### EXERCISE BRIEF
Read the entries below and pull out each line with the string "underlying".

-------- INPUT DATA

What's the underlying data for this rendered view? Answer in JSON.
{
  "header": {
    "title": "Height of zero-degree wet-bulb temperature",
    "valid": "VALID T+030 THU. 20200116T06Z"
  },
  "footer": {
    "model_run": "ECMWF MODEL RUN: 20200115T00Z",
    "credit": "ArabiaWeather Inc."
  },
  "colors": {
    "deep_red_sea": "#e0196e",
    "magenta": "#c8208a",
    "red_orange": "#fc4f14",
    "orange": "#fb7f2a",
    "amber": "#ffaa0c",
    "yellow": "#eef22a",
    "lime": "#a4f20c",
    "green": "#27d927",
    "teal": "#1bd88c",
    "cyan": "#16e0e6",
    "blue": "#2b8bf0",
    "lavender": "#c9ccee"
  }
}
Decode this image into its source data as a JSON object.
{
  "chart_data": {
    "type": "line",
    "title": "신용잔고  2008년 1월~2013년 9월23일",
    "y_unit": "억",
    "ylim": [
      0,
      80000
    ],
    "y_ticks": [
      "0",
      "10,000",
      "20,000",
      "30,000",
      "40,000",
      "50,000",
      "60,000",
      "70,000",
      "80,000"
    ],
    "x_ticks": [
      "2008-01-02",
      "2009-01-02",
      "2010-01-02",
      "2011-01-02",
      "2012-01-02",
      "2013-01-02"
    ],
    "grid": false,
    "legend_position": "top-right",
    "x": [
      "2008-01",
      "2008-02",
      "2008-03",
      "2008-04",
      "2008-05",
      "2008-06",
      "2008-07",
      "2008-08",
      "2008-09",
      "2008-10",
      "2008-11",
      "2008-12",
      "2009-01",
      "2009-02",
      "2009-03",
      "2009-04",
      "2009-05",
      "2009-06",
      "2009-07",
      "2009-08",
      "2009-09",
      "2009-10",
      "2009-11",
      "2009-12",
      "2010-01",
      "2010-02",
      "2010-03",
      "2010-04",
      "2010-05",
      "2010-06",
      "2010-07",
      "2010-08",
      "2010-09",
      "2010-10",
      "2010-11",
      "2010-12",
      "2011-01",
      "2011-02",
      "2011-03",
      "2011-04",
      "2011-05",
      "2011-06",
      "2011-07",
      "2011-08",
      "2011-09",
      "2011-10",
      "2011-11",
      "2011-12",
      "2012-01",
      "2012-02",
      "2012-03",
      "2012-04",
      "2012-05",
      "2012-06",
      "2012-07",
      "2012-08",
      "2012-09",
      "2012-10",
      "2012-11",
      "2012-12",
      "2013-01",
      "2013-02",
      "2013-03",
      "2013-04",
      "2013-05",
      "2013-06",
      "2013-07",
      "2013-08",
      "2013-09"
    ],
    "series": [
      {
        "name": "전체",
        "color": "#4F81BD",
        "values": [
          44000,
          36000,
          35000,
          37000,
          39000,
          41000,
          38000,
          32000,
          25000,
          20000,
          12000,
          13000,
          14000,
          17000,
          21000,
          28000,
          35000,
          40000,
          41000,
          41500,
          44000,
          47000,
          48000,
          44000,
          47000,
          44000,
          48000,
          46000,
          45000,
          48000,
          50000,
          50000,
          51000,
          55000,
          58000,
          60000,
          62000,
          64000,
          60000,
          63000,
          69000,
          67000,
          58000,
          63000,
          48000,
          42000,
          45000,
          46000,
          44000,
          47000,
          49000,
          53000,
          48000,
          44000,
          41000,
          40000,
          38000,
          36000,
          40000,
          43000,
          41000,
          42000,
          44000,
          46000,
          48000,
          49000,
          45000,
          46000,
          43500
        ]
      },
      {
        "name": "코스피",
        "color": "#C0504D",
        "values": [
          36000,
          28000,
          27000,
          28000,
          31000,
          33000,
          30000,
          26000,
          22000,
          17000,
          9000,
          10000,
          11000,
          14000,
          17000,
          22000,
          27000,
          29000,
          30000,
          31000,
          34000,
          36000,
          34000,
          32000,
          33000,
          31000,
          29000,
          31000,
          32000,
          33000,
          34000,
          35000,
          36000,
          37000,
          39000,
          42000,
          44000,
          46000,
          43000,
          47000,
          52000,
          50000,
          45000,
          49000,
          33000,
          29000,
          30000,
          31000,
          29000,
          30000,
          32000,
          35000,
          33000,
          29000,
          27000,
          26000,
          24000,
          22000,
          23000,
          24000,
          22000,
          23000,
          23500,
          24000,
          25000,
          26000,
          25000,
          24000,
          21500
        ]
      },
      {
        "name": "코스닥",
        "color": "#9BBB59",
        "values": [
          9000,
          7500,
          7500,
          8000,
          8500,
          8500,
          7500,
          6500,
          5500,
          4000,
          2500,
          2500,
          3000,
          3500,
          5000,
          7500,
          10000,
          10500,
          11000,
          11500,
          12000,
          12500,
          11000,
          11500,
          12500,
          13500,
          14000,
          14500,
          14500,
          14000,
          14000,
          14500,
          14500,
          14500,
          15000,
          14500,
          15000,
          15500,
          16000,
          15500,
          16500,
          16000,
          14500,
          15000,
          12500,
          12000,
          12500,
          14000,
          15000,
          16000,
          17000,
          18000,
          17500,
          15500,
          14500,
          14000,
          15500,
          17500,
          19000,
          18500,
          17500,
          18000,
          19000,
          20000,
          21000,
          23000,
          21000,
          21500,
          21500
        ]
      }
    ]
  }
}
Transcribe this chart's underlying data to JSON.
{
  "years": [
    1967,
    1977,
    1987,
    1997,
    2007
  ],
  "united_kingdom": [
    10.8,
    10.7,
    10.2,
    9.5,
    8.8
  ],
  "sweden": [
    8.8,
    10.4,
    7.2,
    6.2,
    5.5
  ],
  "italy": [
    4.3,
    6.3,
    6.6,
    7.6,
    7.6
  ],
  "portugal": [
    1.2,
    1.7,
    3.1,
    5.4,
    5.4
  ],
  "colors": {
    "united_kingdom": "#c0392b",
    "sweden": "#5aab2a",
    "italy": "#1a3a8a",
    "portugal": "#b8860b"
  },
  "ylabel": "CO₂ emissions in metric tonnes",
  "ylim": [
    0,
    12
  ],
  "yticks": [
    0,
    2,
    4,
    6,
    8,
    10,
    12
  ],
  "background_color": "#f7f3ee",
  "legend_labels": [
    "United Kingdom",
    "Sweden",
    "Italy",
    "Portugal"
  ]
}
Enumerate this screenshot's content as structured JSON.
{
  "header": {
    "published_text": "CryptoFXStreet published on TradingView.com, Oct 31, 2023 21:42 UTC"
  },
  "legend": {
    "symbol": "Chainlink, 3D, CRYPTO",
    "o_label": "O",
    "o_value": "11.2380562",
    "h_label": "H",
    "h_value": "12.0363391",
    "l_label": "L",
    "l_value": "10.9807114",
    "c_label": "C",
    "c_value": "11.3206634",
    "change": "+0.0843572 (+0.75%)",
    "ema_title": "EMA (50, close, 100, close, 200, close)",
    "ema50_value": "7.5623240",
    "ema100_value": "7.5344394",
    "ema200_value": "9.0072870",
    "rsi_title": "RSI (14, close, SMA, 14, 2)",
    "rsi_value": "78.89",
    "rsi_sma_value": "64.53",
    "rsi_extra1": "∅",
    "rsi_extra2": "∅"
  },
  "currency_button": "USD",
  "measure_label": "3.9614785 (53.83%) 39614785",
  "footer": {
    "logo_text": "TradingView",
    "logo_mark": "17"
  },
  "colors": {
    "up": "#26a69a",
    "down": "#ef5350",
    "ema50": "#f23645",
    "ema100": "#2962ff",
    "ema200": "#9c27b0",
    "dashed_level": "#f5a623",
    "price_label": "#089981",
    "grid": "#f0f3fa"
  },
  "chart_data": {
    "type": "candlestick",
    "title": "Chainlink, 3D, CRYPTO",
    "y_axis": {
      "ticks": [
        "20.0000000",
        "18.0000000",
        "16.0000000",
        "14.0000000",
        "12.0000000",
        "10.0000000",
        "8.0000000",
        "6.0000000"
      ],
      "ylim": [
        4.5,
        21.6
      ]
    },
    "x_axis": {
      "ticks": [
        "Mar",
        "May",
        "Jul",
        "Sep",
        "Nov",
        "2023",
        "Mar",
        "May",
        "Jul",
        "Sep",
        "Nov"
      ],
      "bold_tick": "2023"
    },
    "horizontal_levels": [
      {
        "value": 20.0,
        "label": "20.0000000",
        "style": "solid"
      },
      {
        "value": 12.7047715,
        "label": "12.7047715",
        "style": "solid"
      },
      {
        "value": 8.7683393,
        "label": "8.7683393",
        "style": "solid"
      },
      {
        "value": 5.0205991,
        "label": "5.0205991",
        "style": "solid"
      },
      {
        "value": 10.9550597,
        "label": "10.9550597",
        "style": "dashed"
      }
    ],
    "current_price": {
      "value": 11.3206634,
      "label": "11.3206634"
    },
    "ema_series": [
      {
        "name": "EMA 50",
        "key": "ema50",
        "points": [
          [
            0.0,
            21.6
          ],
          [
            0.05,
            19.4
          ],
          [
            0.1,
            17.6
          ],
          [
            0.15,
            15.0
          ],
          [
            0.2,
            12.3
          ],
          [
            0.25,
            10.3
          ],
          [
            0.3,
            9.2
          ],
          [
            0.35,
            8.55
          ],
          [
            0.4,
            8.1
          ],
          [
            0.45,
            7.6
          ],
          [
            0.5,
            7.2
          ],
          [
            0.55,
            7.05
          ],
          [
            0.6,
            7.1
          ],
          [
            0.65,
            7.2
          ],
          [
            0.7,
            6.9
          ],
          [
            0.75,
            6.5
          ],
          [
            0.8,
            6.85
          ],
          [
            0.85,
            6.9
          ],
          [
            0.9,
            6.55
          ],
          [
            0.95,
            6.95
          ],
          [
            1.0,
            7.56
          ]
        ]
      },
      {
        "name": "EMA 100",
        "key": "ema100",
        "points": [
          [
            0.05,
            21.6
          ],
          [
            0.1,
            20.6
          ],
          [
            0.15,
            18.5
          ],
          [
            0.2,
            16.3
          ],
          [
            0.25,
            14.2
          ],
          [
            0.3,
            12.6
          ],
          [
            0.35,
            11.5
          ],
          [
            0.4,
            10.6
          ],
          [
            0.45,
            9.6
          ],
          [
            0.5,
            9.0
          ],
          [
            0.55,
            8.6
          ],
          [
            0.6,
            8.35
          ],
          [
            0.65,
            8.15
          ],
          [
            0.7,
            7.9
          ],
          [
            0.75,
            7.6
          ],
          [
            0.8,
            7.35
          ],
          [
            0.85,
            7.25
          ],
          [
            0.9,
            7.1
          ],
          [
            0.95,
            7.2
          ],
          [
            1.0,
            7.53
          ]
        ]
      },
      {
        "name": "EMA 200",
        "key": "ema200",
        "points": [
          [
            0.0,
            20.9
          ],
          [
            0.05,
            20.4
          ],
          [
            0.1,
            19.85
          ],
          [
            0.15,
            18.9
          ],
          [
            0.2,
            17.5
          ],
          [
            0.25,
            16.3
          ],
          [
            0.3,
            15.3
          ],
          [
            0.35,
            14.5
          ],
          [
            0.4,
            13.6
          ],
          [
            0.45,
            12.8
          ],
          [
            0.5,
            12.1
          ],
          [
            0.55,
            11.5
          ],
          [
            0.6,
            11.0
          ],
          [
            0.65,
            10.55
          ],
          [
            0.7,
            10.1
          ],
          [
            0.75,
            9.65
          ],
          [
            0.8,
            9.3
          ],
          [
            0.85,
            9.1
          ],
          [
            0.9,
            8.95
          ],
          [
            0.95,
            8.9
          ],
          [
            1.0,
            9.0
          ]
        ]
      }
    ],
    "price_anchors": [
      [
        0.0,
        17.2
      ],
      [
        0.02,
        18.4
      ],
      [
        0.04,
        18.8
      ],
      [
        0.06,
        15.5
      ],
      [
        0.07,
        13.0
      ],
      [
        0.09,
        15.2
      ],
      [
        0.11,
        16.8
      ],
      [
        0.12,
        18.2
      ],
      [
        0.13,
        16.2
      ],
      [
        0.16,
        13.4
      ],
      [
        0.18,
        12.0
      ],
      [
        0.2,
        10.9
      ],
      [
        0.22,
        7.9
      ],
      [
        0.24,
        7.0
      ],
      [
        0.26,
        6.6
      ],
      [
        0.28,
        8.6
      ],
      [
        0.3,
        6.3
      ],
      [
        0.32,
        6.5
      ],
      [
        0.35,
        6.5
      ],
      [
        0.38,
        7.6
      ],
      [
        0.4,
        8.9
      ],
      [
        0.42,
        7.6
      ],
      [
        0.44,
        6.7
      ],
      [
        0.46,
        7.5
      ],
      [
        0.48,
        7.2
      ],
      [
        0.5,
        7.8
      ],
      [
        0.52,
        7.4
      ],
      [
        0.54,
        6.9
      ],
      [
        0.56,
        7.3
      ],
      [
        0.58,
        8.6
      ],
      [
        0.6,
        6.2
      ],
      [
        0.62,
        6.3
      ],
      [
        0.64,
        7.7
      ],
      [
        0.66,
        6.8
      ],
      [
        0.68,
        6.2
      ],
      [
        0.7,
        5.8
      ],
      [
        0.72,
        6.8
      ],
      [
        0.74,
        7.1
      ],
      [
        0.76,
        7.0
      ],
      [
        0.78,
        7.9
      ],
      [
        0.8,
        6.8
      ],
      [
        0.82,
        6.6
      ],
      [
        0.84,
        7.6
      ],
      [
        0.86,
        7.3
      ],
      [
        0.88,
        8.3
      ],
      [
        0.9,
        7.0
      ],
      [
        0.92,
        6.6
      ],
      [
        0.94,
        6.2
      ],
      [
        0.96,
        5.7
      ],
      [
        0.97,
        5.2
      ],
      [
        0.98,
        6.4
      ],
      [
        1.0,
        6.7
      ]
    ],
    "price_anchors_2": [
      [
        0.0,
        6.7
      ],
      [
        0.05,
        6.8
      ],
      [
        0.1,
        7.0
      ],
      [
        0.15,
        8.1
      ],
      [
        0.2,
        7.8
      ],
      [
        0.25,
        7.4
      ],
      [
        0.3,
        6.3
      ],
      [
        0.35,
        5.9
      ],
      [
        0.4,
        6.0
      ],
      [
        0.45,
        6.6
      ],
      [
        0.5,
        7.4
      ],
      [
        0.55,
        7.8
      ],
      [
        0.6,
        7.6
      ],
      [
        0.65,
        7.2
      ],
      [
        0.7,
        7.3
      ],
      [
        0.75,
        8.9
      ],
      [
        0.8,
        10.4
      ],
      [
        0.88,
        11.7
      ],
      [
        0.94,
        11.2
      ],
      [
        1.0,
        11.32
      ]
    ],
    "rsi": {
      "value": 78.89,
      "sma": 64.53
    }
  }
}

----------------

### RESULT
What's the underlying data for this rendered view? Answer in JSON.
Transcribe this chart's underlying data to JSON.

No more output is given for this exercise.